■ Direction ■
Write the records out again, precisely as they stand.
-------
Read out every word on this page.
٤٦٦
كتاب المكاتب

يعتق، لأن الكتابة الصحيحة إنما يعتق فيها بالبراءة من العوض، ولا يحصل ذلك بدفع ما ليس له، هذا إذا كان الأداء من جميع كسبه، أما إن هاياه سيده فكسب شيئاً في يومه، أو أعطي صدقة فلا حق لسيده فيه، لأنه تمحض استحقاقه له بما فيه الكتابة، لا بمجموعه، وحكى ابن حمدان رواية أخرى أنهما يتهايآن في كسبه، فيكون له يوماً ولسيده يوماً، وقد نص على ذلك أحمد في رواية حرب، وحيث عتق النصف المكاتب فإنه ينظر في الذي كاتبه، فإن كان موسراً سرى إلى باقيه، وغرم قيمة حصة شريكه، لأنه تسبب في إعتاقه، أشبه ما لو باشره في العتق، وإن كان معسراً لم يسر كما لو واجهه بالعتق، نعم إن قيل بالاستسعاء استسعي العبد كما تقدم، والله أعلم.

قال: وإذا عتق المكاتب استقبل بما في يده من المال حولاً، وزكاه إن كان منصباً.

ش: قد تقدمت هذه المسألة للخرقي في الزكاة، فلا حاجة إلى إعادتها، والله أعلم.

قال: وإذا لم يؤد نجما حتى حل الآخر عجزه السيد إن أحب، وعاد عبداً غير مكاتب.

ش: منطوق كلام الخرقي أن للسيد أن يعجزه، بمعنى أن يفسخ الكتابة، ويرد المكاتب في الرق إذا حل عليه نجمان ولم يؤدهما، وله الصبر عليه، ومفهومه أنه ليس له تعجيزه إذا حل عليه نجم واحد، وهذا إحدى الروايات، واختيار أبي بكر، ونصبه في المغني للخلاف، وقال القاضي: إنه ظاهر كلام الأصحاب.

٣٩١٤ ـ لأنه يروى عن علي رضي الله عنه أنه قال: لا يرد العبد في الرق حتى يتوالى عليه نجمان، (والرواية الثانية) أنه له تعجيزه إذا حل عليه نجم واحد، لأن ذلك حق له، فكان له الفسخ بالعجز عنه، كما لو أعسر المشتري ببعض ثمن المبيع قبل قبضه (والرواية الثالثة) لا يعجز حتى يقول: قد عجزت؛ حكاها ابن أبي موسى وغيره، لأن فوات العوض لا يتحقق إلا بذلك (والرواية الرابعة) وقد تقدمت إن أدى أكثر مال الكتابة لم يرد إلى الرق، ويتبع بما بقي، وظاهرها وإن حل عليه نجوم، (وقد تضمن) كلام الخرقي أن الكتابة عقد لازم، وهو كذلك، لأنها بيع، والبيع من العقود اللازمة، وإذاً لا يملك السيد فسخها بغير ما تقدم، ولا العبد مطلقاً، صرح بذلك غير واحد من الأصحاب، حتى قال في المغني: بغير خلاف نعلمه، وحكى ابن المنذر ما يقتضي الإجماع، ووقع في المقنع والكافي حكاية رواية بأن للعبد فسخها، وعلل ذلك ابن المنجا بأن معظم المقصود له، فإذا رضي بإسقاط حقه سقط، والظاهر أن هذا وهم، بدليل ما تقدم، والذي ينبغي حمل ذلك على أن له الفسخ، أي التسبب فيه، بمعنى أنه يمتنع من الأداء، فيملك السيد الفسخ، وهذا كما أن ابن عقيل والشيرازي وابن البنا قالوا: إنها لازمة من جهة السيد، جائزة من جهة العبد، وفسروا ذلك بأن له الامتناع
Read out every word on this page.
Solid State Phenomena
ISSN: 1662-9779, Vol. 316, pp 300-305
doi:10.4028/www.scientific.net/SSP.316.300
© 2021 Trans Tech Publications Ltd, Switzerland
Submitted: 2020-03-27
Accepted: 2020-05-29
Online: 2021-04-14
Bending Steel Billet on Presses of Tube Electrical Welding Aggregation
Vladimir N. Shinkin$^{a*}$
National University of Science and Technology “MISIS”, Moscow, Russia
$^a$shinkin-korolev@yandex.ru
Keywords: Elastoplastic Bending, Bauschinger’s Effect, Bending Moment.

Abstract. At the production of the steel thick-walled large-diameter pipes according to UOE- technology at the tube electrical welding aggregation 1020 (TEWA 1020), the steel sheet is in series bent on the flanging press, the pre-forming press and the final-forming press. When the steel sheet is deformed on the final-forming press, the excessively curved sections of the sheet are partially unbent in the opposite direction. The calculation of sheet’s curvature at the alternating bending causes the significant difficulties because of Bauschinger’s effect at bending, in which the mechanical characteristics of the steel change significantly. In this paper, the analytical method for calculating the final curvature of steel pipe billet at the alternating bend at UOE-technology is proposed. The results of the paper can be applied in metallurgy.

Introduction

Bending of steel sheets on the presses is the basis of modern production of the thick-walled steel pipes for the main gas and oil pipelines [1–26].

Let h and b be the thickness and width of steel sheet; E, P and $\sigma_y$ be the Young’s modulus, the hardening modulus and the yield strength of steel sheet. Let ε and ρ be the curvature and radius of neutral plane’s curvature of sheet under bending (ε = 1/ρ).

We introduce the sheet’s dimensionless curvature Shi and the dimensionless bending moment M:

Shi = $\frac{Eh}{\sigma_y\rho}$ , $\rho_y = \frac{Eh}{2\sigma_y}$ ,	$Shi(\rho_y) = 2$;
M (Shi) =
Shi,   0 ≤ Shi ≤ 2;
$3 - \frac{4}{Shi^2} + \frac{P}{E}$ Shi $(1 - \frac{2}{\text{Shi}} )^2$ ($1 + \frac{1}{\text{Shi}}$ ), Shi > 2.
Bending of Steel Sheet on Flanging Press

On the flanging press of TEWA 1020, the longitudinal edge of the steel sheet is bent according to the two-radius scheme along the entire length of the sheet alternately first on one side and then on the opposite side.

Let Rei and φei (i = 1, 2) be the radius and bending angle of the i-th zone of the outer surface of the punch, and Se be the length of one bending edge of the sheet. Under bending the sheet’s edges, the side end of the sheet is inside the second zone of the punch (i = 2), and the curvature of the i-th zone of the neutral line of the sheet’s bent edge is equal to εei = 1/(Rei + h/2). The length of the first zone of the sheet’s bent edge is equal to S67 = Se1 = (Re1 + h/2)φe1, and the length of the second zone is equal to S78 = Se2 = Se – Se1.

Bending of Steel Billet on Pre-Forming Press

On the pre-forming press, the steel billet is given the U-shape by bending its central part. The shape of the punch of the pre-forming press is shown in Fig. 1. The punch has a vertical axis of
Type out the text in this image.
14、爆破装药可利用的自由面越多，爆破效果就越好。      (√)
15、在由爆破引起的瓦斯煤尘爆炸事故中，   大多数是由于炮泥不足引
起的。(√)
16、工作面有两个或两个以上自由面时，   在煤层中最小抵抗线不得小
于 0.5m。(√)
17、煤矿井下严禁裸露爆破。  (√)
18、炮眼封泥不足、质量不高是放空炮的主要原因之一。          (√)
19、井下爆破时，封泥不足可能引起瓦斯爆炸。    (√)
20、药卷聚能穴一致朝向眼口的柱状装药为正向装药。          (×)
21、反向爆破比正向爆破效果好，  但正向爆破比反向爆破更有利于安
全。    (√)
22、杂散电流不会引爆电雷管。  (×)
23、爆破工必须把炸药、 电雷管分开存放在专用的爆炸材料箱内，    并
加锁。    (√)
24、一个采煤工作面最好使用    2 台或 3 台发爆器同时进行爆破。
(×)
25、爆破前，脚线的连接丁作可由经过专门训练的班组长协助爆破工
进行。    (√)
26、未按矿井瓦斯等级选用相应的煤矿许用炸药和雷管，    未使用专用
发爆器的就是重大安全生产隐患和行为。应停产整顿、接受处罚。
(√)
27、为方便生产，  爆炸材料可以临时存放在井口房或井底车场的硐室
-------
■ Correct response ■
Read out every word on this page.
٤٦٦
كتاب المكاتب

يعتق، لأن الكتابة الصحيحة إنما يعتق فيها بالبراءة من العوض، ولا يحصل ذلك بدفع ما ليس له، هذا إذا كان الأداء من جميع كسبه، أما إن هاياه سيده فكسب شيئاً في يومه، أو أعطي صدقة فلا حق لسيده فيه، لأنه تمحض استحقاقه له بما فيه الكتابة، لا بمجموعه، وحكى ابن حمدان رواية أخرى أنهما يتهايآن في كسبه، فيكون له يوماً ولسيده يوماً، وقد نص على ذلك أحمد في رواية حرب، وحيث عتق النصف المكاتب فإنه ينظر في الذي كاتبه، فإن كان موسراً سرى إلى باقيه، وغرم قيمة حصة شريكه، لأنه تسبب في إعتاقه، أشبه ما لو باشره في العتق، وإن كان معسراً لم يسر كما لو واجهه بالعتق، نعم إن قيل بالاستسعاء استسعي العبد كما تقدم، والله أعلم.

قال: وإذا عتق المكاتب استقبل بما في يده من المال حولاً، وزكاه إن كان منصباً.

ش: قد تقدمت هذه المسألة للخرقي في الزكاة، فلا حاجة إلى إعادتها، والله أعلم.

قال: وإذا لم يؤد نجما حتى حل الآخر عجزه السيد إن أحب، وعاد عبداً غير مكاتب.

ش: منطوق كلام الخرقي أن للسيد أن يعجزه، بمعنى أن يفسخ الكتابة، ويرد المكاتب في الرق إذا حل عليه نجمان ولم يؤدهما، وله الصبر عليه، ومفهومه أنه ليس له تعجيزه إذا حل عليه نجم واحد، وهذا إحدى الروايات، واختيار أبي بكر، ونصبه في المغني للخلاف، وقال القاضي: إنه ظاهر كلام الأصحاب.

٣٩١٤ ـ لأنه يروى عن علي رضي الله عنه أنه قال: لا يرد العبد في الرق حتى يتوالى عليه نجمان، (والرواية الثانية) أنه له تعجيزه إذا حل عليه نجم واحد، لأن ذلك حق له، فكان له الفسخ بالعجز عنه، كما لو أعسر المشتري ببعض ثمن المبيع قبل قبضه (والرواية الثالثة) لا يعجز حتى يقول: قد عجزت؛ حكاها ابن أبي موسى وغيره، لأن فوات العوض لا يتحقق إلا بذلك (والرواية الرابعة) وقد تقدمت إن أدى أكثر مال الكتابة لم يرد إلى الرق، ويتبع بما بقي، وظاهرها وإن حل عليه نجوم، (وقد تضمن) كلام الخرقي أن الكتابة عقد لازم، وهو كذلك، لأنها بيع، والبيع من العقود اللازمة، وإذاً لا يملك السيد فسخها بغير ما تقدم، ولا العبد مطلقاً، صرح بذلك غير واحد من الأصحاب، حتى قال في المغني: بغير خلاف نعلمه، وحكى ابن المنذر ما يقتضي الإجماع، ووقع في المقنع والكافي حكاية رواية بأن للعبد فسخها، وعلل ذلك ابن المنجا بأن معظم المقصود له، فإذا رضي بإسقاط حقه سقط، والظاهر أن هذا وهم، بدليل ما تقدم، والذي ينبغي حمل ذلك على أن له الفسخ، أي التسبب فيه، بمعنى أنه يمتنع من الأداء، فيملك السيد الفسخ، وهذا كما أن ابن عقيل والشيرازي وابن البنا قالوا: إنها لازمة من جهة السيد، جائزة من جهة العبد، وفسروا ذلك بأن له الامتناع
Read out every word on this page.
Solid State Phenomena
ISSN: 1662-9779, Vol. 316, pp 300-305
doi:10.4028/www.scientific.net/SSP.316.300
© 2021 Trans Tech Publications Ltd, Switzerland
Submitted: 2020-03-27
Accepted: 2020-05-29
Online: 2021-04-14
Bending Steel Billet on Presses of Tube Electrical Welding Aggregation
Vladimir N. Shinkin$^{a*}$
National University of Science and Technology “MISIS”, Moscow, Russia
$^a$shinkin-korolev@yandex.ru
Keywords: Elastoplastic Bending, Bauschinger’s Effect, Bending Moment.

Abstract. At the production of the steel thick-walled large-diameter pipes according to UOE- technology at the tube electrical welding aggregation 1020 (TEWA 1020), the steel sheet is in series bent on the flanging press, the pre-forming press and the final-forming press. When the steel sheet is deformed on the final-forming press, the excessively curved sections of the sheet are partially unbent in the opposite direction. The calculation of sheet’s curvature at the alternating bending causes the significant difficulties because of Bauschinger’s effect at bending, in which the mechanical characteristics of the steel change significantly. In this paper, the analytical method for calculating the final curvature of steel pipe billet at the alternating bend at UOE-technology is proposed. The results of the paper can be applied in metallurgy.

Introduction

Bending of steel sheets on the presses is the basis of modern production of the thick-walled steel pipes for the main gas and oil pipelines [1–26].

Let h and b be the thickness and width of steel sheet; E, P and $\sigma_y$ be the Young’s modulus, the hardening modulus and the yield strength of steel sheet. Let ε and ρ be the curvature and radius of neutral plane’s curvature of sheet under bending (ε = 1/ρ).

We introduce the sheet’s dimensionless curvature Shi and the dimensionless bending moment M:

Shi = $\frac{Eh}{\sigma_y\rho}$ , $\rho_y = \frac{Eh}{2\sigma_y}$ ,	$Shi(\rho_y) = 2$;
M (Shi) =
Shi,   0 ≤ Shi ≤ 2;
$3 - \frac{4}{Shi^2} + \frac{P}{E}$ Shi $(1 - \frac{2}{\text{Shi}} )^2$ ($1 + \frac{1}{\text{Shi}}$ ), Shi > 2.
Bending of Steel Sheet on Flanging Press

On the flanging press of TEWA 1020, the longitudinal edge of the steel sheet is bent according to the two-radius scheme along the entire length of the sheet alternately first on one side and then on the opposite side.

Let Rei and φei (i = 1, 2) be the radius and bending angle of the i-th zone of the outer surface of the punch, and Se be the length of one bending edge of the sheet. Under bending the sheet’s edges, the side end of the sheet is inside the second zone of the punch (i = 2), and the curvature of the i-th zone of the neutral line of the sheet’s bent edge is equal to εei = 1/(Rei + h/2). The length of the first zone of the sheet’s bent edge is equal to S67 = Se1 = (Re1 + h/2)φe1, and the length of the second zone is equal to S78 = Se2 = Se – Se1.

Bending of Steel Billet on Pre-Forming Press

On the pre-forming press, the steel billet is given the U-shape by bending its central part. The shape of the punch of the pre-forming press is shown in Fig. 1. The punch has a vertical axis of
Type out the text in this image.
14、爆破装药可利用的自由面越多，爆破效果就越好。      (√)
15、在由爆破引起的瓦斯煤尘爆炸事故中，   大多数是由于炮泥不足引
起的。(√)
16、工作面有两个或两个以上自由面时，   在煤层中最小抵抗线不得小
于 0.5m。(√)
17、煤矿井下严禁裸露爆破。  (√)
18、炮眼封泥不足、质量不高是放空炮的主要原因之一。          (√)
19、井下爆破时，封泥不足可能引起瓦斯爆炸。    (√)
20、药卷聚能穴一致朝向眼口的柱状装药为正向装药。          (×)
21、反向爆破比正向爆破效果好，  但正向爆破比反向爆破更有利于安
全。    (√)
22、杂散电流不会引爆电雷管。  (×)
23、爆破工必须把炸药、 电雷管分开存放在专用的爆炸材料箱内，    并
加锁。    (√)
24、一个采煤工作面最好使用    2 台或 3 台发爆器同时进行爆破。
(×)
25、爆破前，脚线的连接丁作可由经过专门训练的班组长协助爆破工
进行。    (√)
26、未按矿井瓦斯等级选用相应的煤矿许用炸药和雷管，    未使用专用
发爆器的就是重大安全生产隐患和行为。应停产整顿、接受处罚。
(√)
27、为方便生产，  爆炸材料可以临时存放在井口房或井底车场的硐室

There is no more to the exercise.